### Passage provided ###

A Late Walk
by Robert Frost
When I got up through the mowing field,
The headless aftermath,
Smooth-laid like thatch with the heavy dew,
Half closes the garden path.
And when I come to the garden ground,
The whir of sober birds
Up from the tangle of withered weeds
Is sadder than any words.
A tree beside the wall stands bare,
But a leaf that lingered brown,
Disturbed, I doubt not, by my thought,
Comes softly rattling down.
I end not far from my going forth,
By picking the faded blue
Of the last remaining aster flower
To carry again to you.
Thursday, January 27, 2011
thanks, mr. frost
I'm in a poetic sort of mood today, which reminded me of my most recent trip to New England and a beautiful cemetary in Bennington, Vermont. I knew Robert Frost was buried there, so I begged The Husband to pull over and all three of us piled out of our rented SUV. The October air was perfect -- crisp, not too cold, quiet, sunny. Harper was bundled in her hoodie. There was a gorgeous white church built in 1700-something-or-other, and it was surrounded by gravestones of Revolutionary War soldiers. But perhaps the most breathtaking part of the scene was the bright yellow falling leaves that seemed to be everywhere -- coating the pathways and landing softly on tombstones. Mesmerized by the beauty of the place, I couldn't stop snapping pictures. We slowly made our way through the graves, following arrows that said "Frost grave." And suddenly there it was, and I was practically alone with a poet that filled many of my days as a pupil and, later, as an English teacher. By the time we arrived at Frost's grave, I wanted to thank him for leading me to that place, a beautiful, historic cemetary on a hillside in rural Vermont. I never thanked him properly, so instead, I'll leave it with one of my favorite Frost poems and a hope that one day I'll return.

### Dataset content ###

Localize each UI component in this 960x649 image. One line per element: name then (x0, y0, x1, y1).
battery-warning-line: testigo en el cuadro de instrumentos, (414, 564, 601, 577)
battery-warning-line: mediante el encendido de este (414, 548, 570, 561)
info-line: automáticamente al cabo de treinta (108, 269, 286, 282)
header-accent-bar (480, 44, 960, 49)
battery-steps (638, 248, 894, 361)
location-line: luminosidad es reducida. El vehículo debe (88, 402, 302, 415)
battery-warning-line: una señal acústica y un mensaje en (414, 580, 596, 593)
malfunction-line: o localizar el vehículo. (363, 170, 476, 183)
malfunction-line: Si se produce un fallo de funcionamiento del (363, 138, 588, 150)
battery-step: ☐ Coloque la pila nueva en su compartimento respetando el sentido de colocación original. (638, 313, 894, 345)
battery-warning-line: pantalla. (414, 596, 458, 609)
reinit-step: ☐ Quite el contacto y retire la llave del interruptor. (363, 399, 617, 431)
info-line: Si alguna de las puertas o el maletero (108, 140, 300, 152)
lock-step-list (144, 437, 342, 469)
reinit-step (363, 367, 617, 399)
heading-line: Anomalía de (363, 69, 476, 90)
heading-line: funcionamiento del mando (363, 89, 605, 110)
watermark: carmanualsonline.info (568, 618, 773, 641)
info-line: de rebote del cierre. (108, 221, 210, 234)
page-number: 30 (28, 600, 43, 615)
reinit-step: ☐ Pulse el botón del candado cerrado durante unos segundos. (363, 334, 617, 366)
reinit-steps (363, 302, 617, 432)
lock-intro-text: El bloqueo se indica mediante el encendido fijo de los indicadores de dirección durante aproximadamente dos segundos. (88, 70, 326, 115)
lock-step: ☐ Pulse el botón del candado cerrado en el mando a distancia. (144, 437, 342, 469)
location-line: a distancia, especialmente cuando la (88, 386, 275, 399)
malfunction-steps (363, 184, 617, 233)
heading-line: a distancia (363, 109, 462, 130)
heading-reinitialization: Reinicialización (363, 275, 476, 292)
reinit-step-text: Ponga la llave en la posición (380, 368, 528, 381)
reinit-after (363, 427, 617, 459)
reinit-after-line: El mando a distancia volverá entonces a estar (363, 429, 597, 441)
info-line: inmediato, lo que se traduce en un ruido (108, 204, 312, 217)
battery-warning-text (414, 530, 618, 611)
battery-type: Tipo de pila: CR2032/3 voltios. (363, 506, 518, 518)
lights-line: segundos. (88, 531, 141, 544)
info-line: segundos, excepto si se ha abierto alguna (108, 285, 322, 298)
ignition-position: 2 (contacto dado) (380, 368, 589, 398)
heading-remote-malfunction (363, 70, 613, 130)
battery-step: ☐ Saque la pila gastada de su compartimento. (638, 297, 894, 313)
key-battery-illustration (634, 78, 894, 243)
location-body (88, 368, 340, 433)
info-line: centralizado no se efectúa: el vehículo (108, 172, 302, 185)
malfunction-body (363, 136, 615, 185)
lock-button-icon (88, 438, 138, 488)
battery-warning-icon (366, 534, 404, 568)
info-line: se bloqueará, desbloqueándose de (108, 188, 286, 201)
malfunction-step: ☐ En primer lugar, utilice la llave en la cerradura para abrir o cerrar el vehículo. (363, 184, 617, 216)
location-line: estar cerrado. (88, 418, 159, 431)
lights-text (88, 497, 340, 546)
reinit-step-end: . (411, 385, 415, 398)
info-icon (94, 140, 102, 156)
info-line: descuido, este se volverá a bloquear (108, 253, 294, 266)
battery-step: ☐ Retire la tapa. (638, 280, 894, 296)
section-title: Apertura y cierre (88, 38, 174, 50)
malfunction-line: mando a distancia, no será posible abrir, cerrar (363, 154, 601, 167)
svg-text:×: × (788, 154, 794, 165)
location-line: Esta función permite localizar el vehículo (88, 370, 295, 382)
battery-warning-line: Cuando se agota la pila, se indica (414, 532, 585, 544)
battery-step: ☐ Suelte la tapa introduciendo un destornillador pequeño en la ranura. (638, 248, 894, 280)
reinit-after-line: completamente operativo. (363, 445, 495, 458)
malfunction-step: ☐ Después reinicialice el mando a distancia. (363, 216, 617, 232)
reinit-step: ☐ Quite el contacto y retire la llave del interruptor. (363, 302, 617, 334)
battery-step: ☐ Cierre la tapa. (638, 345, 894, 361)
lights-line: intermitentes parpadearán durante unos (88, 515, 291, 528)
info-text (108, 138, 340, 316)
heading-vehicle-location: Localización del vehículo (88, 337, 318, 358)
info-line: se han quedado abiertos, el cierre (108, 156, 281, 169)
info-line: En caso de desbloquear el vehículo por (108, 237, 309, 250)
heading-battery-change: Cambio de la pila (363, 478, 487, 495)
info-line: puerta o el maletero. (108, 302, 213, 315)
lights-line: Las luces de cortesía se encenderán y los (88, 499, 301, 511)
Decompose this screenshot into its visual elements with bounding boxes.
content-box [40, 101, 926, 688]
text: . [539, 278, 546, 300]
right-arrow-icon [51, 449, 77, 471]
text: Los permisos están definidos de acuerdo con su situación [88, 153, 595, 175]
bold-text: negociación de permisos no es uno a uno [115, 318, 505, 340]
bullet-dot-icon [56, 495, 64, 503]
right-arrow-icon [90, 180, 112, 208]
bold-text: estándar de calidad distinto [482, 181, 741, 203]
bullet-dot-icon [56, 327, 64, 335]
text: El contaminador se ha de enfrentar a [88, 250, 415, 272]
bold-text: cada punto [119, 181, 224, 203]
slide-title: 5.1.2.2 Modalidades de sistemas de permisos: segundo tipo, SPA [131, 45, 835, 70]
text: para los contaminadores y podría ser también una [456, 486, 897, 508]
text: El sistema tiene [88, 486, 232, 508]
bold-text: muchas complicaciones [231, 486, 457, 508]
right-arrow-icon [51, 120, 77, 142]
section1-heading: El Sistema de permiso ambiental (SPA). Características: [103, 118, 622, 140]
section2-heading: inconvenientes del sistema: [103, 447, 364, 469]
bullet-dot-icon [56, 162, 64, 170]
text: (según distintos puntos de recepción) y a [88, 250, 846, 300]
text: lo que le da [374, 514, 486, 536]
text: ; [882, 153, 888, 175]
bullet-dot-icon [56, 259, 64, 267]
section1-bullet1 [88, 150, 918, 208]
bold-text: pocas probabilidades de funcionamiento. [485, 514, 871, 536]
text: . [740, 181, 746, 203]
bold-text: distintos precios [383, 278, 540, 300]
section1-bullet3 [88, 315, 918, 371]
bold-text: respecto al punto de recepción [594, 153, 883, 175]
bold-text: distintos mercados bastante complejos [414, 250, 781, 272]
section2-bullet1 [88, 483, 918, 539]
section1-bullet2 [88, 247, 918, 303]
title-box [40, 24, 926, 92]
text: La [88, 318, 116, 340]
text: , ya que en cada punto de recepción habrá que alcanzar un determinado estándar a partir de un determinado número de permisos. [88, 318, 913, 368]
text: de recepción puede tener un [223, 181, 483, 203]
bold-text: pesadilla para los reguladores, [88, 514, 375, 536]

###

Reproduce a section of the Robert Frost passage, starting with the words "A Late Walk" and ending after the words "the garden path.".

**Result:**
A Late Walk
by Robert Frost
When I got up through the mowing field,
The headless aftermath,
Smooth-laid like thatch with the heavy dew,
Half closes the garden path.